**PROBLEM**
Output the data that follows exactly, line for line.

-- Start of PROVIDED RECORDS --

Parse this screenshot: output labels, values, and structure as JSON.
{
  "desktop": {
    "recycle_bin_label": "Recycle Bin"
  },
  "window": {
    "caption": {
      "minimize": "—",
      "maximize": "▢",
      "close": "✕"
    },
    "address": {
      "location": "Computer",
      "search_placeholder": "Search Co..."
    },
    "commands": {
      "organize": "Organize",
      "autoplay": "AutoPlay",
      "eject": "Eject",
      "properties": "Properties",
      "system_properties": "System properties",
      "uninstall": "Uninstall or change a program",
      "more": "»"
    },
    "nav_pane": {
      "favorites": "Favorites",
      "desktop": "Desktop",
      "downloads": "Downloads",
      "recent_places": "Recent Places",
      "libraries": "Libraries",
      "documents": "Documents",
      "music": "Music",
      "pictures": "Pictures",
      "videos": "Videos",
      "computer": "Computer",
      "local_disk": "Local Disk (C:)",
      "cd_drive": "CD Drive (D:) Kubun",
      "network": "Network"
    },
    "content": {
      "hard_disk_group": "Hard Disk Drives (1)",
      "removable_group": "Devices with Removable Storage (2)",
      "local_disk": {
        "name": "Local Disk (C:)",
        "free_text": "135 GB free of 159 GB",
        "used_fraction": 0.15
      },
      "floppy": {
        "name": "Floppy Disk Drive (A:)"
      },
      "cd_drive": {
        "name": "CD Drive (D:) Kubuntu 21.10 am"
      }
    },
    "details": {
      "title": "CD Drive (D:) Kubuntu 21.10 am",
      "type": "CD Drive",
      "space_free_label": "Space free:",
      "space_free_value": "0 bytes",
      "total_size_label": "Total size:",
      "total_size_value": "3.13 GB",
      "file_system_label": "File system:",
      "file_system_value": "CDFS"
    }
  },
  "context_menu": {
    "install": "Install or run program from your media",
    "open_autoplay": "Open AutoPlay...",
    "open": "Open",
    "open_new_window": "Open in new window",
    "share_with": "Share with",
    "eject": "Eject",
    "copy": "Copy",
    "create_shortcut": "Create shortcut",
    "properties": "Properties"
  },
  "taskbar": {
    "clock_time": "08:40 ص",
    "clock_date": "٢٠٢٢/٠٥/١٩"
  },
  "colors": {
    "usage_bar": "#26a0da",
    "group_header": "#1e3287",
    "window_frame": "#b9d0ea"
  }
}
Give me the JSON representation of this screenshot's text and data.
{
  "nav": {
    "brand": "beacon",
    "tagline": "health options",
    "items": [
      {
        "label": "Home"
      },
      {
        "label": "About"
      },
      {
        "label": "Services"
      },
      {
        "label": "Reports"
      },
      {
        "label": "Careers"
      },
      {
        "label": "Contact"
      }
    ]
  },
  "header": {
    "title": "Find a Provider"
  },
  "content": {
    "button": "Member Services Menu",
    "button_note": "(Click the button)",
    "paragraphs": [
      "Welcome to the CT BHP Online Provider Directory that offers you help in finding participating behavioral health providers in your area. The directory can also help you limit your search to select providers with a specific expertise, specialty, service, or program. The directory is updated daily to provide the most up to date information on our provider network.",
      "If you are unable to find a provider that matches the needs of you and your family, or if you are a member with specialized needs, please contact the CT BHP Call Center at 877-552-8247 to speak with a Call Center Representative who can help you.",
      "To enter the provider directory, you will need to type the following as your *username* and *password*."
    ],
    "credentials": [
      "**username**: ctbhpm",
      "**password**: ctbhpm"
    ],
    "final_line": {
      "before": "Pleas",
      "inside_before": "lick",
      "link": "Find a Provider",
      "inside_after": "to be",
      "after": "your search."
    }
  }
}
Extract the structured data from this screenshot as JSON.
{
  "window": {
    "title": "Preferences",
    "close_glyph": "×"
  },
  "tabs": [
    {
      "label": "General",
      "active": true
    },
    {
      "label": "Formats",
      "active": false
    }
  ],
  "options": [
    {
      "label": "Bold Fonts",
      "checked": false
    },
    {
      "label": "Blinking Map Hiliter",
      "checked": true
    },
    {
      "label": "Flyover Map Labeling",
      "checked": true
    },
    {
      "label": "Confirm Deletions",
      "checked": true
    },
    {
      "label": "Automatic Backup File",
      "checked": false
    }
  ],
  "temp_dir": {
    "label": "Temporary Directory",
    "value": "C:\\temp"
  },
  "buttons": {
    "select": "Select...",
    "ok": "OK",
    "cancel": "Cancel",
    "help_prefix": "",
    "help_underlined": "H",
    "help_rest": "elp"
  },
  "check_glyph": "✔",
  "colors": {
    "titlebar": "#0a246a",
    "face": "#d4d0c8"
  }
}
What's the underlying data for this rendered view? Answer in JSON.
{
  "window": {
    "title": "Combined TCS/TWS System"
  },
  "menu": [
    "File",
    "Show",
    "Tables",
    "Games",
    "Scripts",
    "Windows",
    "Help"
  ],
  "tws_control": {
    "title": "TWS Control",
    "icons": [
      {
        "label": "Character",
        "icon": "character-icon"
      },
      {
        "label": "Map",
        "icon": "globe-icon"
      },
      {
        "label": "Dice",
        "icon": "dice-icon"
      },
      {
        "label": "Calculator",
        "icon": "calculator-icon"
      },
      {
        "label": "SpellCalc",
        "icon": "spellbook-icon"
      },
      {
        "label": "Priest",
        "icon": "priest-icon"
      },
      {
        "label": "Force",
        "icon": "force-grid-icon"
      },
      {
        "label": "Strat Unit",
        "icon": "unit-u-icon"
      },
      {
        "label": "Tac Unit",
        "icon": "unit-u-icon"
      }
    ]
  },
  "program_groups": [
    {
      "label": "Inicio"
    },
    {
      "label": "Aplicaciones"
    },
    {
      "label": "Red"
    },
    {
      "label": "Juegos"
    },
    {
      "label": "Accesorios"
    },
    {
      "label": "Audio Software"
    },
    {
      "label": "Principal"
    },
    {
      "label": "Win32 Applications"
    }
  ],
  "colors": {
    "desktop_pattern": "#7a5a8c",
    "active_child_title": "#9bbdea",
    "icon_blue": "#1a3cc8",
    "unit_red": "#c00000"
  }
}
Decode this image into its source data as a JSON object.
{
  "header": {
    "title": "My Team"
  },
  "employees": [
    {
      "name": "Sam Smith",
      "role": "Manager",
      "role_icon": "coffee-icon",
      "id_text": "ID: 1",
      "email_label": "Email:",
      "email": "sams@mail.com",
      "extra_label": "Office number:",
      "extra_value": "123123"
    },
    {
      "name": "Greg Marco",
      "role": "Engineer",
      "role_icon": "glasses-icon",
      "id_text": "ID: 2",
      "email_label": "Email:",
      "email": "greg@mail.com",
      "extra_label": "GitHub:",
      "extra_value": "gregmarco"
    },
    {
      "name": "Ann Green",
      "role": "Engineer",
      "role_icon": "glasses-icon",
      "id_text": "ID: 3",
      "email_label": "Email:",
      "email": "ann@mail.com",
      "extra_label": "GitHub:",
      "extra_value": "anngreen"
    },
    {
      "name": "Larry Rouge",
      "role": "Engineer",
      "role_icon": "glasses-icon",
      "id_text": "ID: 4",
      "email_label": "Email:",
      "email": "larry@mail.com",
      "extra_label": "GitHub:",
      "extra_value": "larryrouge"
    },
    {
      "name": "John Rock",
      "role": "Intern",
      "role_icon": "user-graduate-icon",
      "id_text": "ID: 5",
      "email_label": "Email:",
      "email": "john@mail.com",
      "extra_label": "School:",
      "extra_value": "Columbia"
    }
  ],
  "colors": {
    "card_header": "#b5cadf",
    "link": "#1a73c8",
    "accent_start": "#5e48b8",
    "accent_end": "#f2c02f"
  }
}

-- End of PROVIDED RECORDS --

**THE RESPONSE**
Parse this screenshot: output labels, values, and structure as JSON.
{
  "desktop": {
    "recycle_bin_label": "Recycle Bin"
  },
  "window": {
    "caption": {
      "minimize": "—",
      "maximize": "▢",
      "close": "✕"
    },
    "address": {
      "location": "Computer",
      "search_placeholder": "Search Co..."
    },
    "commands": {
      "organize": "Organize",
      "autoplay": "AutoPlay",
      "eject": "Eject",
      "properties": "Properties",
      "system_properties": "System properties",
      "uninstall": "Uninstall or change a program",
      "more": "»"
    },
    "nav_pane": {
      "favorites": "Favorites",
      "desktop": "Desktop",
      "downloads": "Downloads",
      "recent_places": "Recent Places",
      "libraries": "Libraries",
      "documents": "Documents",
      "music": "Music",
      "pictures": "Pictures",
      "videos": "Videos",
      "computer": "Computer",
      "local_disk": "Local Disk (C:)",
      "cd_drive": "CD Drive (D:) Kubun",
      "network": "Network"
    },
    "content": {
      "hard_disk_group": "Hard Disk Drives (1)",
      "removable_group": "Devices with Removable Storage (2)",
      "local_disk": {
        "name": "Local Disk (C:)",
        "free_text": "135 GB free of 159 GB",
        "used_fraction": 0.15
      },
      "floppy": {
        "name": "Floppy Disk Drive (A:)"
      },
      "cd_drive": {
        "name": "CD Drive (D:) Kubuntu 21.10 am"
      }
    },
    "details": {
      "title": "CD Drive (D:) Kubuntu 21.10 am",
      "type": "CD Drive",
      "space_free_label": "Space free:",
      "space_free_value": "0 bytes",
      "total_size_label": "Total size:",
      "total_size_value": "3.13 GB",
      "file_system_label": "File system:",
      "file_system_value": "CDFS"
    }
  },
  "context_menu": {
    "install": "Install or run program from your media",
    "open_autoplay": "Open AutoPlay...",
    "open": "Open",
    "open_new_window": "Open in new window",
    "share_with": "Share with",
    "eject": "Eject",
    "copy": "Copy",
    "create_shortcut": "Create shortcut",
    "properties": "Properties"
  },
  "taskbar": {
    "clock_time": "08:40 ص",
    "clock_date": "٢٠٢٢/٠٥/١٩"
  },
  "colors": {
    "usage_bar": "#26a0da",
    "group_header": "#1e3287",
    "window_frame": "#b9d0ea"
  }
}
Give me the JSON representation of this screenshot's text and data.
{
  "nav": {
    "brand": "beacon",
    "tagline": "health options",
    "items": [
      {
        "label": "Home"
      },
      {
        "label": "About"
      },
      {
        "label": "Services"
      },
      {
        "label": "Reports"
      },
      {
        "label": "Careers"
      },
      {
        "label": "Contact"
      }
    ]
  },
  "header": {
    "title": "Find a Provider"
  },
  "content": {
    "button": "Member Services Menu",
    "button_note": "(Click the button)",
    "paragraphs": [
      "Welcome to the CT BHP Online Provider Directory that offers you help in finding participating behavioral health providers in your area. The directory can also help you limit your search to select providers with a specific expertise, specialty, service, or program. The directory is updated daily to provide the most up to date information on our provider network.",
      "If you are unable to find a provider that matches the needs of you and your family, or if you are a member with specialized needs, please contact the CT BHP Call Center at 877-552-8247 to speak with a Call Center Representative who can help you.",
      "To enter the provider directory, you will need to type the following as your *username* and *password*."
    ],
    "credentials": [
      "**username**: ctbhpm",
      "**password**: ctbhpm"
    ],
    "final_line": {
      "before": "Pleas",
      "inside_before": "lick",
      "link": "Find a Provider",
      "inside_after": "to be",
      "after": "your search."
    }
  }
}
Extract the structured data from this screenshot as JSON.
{
  "window": {
    "title": "Preferences",
    "close_glyph": "×"
  },
  "tabs": [
    {
      "label": "General",
      "active": true
    },
    {
      "label": "Formats",
      "active": false
    }
  ],
  "options": [
    {
      "label": "Bold Fonts",
      "checked": false
    },
    {
      "label": "Blinking Map Hiliter",
      "checked": true
    },
    {
      "label": "Flyover Map Labeling",
      "checked": true
    },
    {
      "label": "Confirm Deletions",
      "checked": true
    },
    {
      "label": "Automatic Backup File",
      "checked": false
    }
  ],
  "temp_dir": {
    "label": "Temporary Directory",
    "value": "C:\\temp"
  },
  "buttons": {
    "select": "Select...",
    "ok": "OK",
    "cancel": "Cancel",
    "help_prefix": "",
    "help_underlined": "H",
    "help_rest": "elp"
  },
  "check_glyph": "✔",
  "colors": {
    "titlebar": "#0a246a",
    "face": "#d4d0c8"
  }
}
What's the underlying data for this rendered view? Answer in JSON.
{
  "window": {
    "title": "Combined TCS/TWS System"
  },
  "menu": [
    "File",
    "Show",
    "Tables",
    "Games",
    "Scripts",
    "Windows",
    "Help"
  ],
  "tws_control": {
    "title": "TWS Control",
    "icons": [
      {
        "label": "Character",
        "icon": "character-icon"
      },
      {
        "label": "Map",
        "icon": "globe-icon"
      },
      {
        "label": "Dice",
        "icon": "dice-icon"
      },
      {
        "label": "Calculator",
        "icon": "calculator-icon"
      },
      {
        "label": "SpellCalc",
        "icon": "spellbook-icon"
      },
      {
        "label": "Priest",
        "icon": "priest-icon"
      },
      {
        "label": "Force",
        "icon": "force-grid-icon"
      },
      {
        "label": "Strat Unit",
        "icon": "unit-u-icon"
      },
      {
        "label": "Tac Unit",
        "icon": "unit-u-icon"
      }
    ]
  },
  "program_groups": [
    {
      "label": "Inicio"
    },
    {
      "label": "Aplicaciones"
    },
    {
      "label": "Red"
    },
    {
      "label": "Juegos"
    },
    {
      "label": "Accesorios"
    },
    {
      "label": "Audio Software"
    },
    {
      "label": "Principal"
    },
    {
      "label": "Win32 Applications"
    }
  ],
  "colors": {
    "desktop_pattern": "#7a5a8c",
    "active_child_title": "#9bbdea",
    "icon_blue": "#1a3cc8",
    "unit_red": "#c00000"
  }
}
Decode this image into its source data as a JSON object.
{
  "header": {
    "title": "My Team"
  },
  "employees": [
    {
      "name": "Sam Smith",
      "role": "Manager",
      "role_icon": "coffee-icon",
      "id_text": "ID: 1",
      "email_label": "Email:",
      "email": "sams@mail.com",
      "extra_label": "Office number:",
      "extra_value": "123123"
    },
    {
      "name": "Greg Marco",
      "role": "Engineer",
      "role_icon": "glasses-icon",
      "id_text": "ID: 2",
      "email_label": "Email:",
      "email": "greg@mail.com",
      "extra_label": "GitHub:",
      "extra_value": "gregmarco"
    },
    {
      "name": "Ann Green",
      "role": "Engineer",
      "role_icon": "glasses-icon",
      "id_text": "ID: 3",
      "email_label": "Email:",
      "email": "ann@mail.com",
      "extra_label": "GitHub:",
      "extra_value": "anngreen"
    },
    {
      "name": "Larry Rouge",
      "role": "Engineer",
      "role_icon": "glasses-icon",
      "id_text": "ID: 4",
      "email_label": "Email:",
      "email": "larry@mail.com",
      "extra_label": "GitHub:",
      "extra_value": "larryrouge"
    },
    {
      "name": "John Rock",
      "role": "Intern",
      "role_icon": "user-graduate-icon",
      "id_text": "ID: 5",
      "email_label": "Email:",
      "email": "john@mail.com",
      "extra_label": "School:",
      "extra_value": "Columbia"
    }
  ],
  "colors": {
    "card_header": "#b5cadf",
    "link": "#1a73c8",
    "accent_start": "#5e48b8",
    "accent_end": "#f2c02f"
  }
}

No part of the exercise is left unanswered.